• _Aim_
Check every line of the entries for "name", and copy the lines that hold it.

• _Recorded information_
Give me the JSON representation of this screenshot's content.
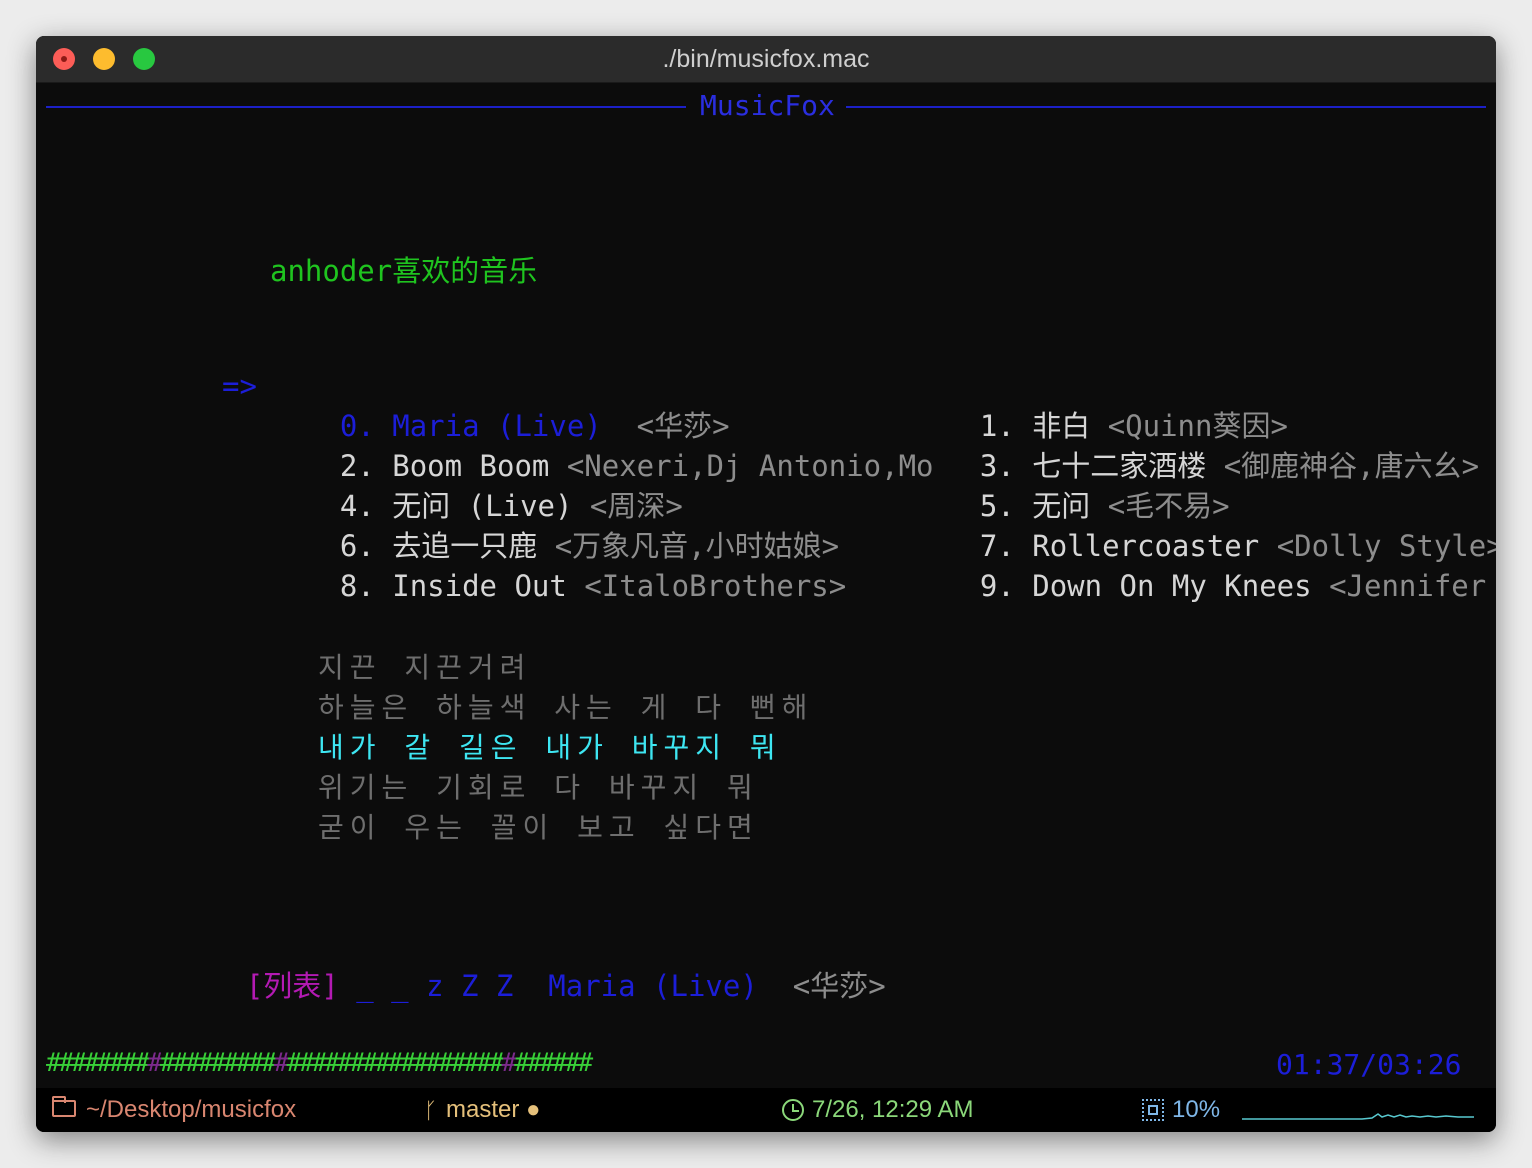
{
  "window": {
    "title": "./bin/musicfox.mac"
  },
  "header": {
    "title": "MusicFox"
  },
  "playlist": {
    "title": "anhoder喜欢的音乐"
  },
  "cursor": "=>",
  "songs": [
    {
      "num": "0.",
      "name": "Maria (Live)",
      "artist": "<华莎>"
    },
    {
      "num": "1.",
      "name": "非白",
      "artist": "<Quinn葵因>"
    },
    {
      "num": "2.",
      "name": "Boom Boom",
      "artist": "<Nexeri,Dj Antonio,Mo"
    },
    {
      "num": "3.",
      "name": "七十二家酒楼",
      "artist": "<御鹿神谷,唐六幺>"
    },
    {
      "num": "4.",
      "name": "无问 (Live)",
      "artist": "<周深>"
    },
    {
      "num": "5.",
      "name": "无问",
      "artist": "<毛不易>"
    },
    {
      "num": "6.",
      "name": "去追一只鹿",
      "artist": "<万象凡音,小时姑娘>"
    },
    {
      "num": "7.",
      "name": "Rollercoaster",
      "artist": "<Dolly Style>"
    },
    {
      "num": "8.",
      "name": "Inside Out",
      "artist": "<ItaloBrothers>"
    },
    {
      "num": "9.",
      "name": "Down On My Knees",
      "artist": "<Jennifer Rush"
    }
  ],
  "lyrics": [
    "지끈 지끈거려",
    "하늘은 하늘색 사는 게 다 뻔해",
    "내가 갈 길은 내가 바꾸지 뭐",
    "위기는 기회로 다 바꾸지 뭐",
    "굳이 우는 꼴이 보고 싶다면"
  ],
  "now_playing": {
    "tag": "[列表]",
    "indicator": "_ _ z Z Z",
    "name": "Maria (Live)",
    "artist": "<华莎>"
  },
  "playback": {
    "time": "01:37/03:26",
    "progress": 0.47
  },
  "statusbar": {
    "path": "~/Desktop/musicfox",
    "branch": "master ●",
    "datetime": "7/26, 12:29 AM",
    "cpu": "10%"
  }
}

• _Complete answer_
      "name": "Maria (Live)",
      "name": "非白",
      "name": "Boom Boom",
      "name": "七十二家酒楼",
      "name": "无问 (Live)",
      "name": "无问",
      "name": "去追一只鹿",
      "name": "Rollercoaster",
      "name": "Inside Out",
      "name": "Down On My Knees",
    "name": "Maria (Live)",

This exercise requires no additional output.